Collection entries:
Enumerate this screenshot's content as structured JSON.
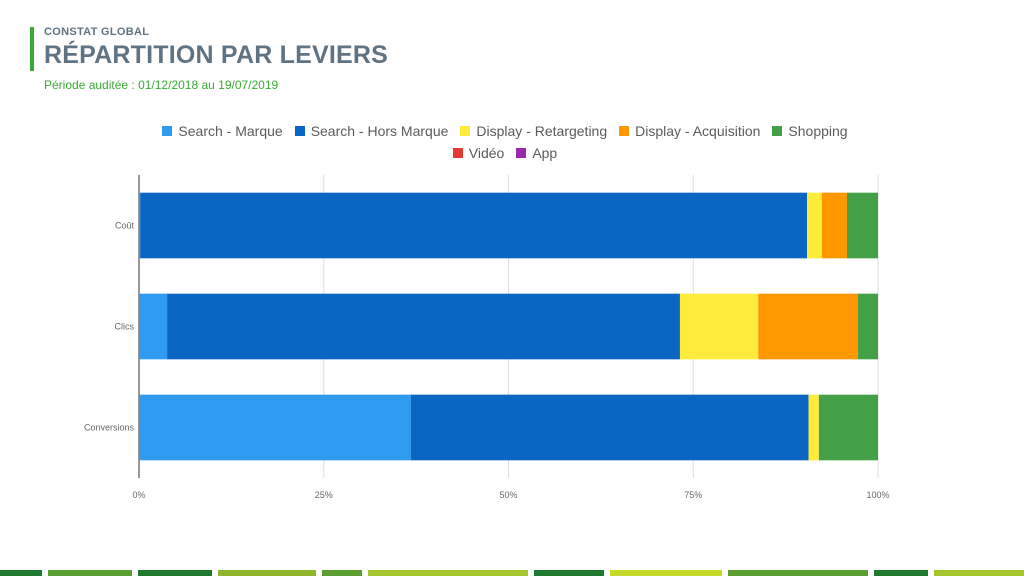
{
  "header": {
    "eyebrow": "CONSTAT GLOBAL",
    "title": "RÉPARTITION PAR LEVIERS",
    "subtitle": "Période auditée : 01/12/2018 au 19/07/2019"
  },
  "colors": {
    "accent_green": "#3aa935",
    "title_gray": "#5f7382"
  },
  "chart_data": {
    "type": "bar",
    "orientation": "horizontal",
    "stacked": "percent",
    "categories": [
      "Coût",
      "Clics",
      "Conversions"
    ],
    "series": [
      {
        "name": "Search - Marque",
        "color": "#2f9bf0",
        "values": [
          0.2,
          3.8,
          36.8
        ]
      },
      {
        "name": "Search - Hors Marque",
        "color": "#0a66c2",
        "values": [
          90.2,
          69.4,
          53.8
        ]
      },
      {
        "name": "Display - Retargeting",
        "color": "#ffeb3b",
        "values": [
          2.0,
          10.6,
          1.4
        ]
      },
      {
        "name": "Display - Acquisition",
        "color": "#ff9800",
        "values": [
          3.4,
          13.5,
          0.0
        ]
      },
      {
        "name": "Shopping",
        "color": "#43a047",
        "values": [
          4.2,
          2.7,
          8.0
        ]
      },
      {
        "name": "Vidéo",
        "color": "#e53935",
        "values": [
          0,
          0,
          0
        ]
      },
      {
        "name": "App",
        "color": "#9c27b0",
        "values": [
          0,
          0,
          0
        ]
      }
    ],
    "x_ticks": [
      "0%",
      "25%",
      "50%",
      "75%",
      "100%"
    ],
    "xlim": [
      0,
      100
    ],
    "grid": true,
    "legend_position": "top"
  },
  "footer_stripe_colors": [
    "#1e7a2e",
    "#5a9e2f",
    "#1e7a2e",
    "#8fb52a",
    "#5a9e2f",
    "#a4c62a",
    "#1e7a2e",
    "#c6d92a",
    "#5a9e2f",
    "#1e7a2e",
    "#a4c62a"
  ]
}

=== YOUR GOAL ===
Pictures don't belong in the copy. Transcribe every record exactly as it appears.

=== ANSWER TO THIS PROBLEM ===
Enumerate this screenshot's content as structured JSON.
{
  "header": {
    "eyebrow": "CONSTAT GLOBAL",
    "title": "RÉPARTITION PAR LEVIERS",
    "subtitle": "Période auditée : 01/12/2018 au 19/07/2019"
  },
  "colors": {
    "accent_green": "#3aa935",
    "title_gray": "#5f7382"
  },
  "chart_data": {
    "type": "bar",
    "orientation": "horizontal",
    "stacked": "percent",
    "categories": [
      "Coût",
      "Clics",
      "Conversions"
    ],
    "series": [
      {
        "name": "Search - Marque",
        "color": "#2f9bf0",
        "values": [
          0.2,
          3.8,
          36.8
        ]
      },
      {
        "name": "Search - Hors Marque",
        "color": "#0a66c2",
        "values": [
          90.2,
          69.4,
          53.8
        ]
      },
      {
        "name": "Display - Retargeting",
        "color": "#ffeb3b",
        "values": [
          2.0,
          10.6,
          1.4
        ]
      },
      {
        "name": "Display - Acquisition",
        "color": "#ff9800",
        "values": [
          3.4,
          13.5,
          0.0
        ]
      },
      {
        "name": "Shopping",
        "color": "#43a047",
        "values": [
          4.2,
          2.7,
          8.0
        ]
      },
      {
        "name": "Vidéo",
        "color": "#e53935",
        "values": [
          0,
          0,
          0
        ]
      },
      {
        "name": "App",
        "color": "#9c27b0",
        "values": [
          0,
          0,
          0
        ]
      }
    ],
    "x_ticks": [
      "0%",
      "25%",
      "50%",
      "75%",
      "100%"
    ],
    "xlim": [
      0,
      100
    ],
    "grid": true,
    "legend_position": "top"
  },
  "footer_stripe_colors": [
    "#1e7a2e",
    "#5a9e2f",
    "#1e7a2e",
    "#8fb52a",
    "#5a9e2f",
    "#a4c62a",
    "#1e7a2e",
    "#c6d92a",
    "#5a9e2f",
    "#1e7a2e",
    "#a4c62a"
  ]
}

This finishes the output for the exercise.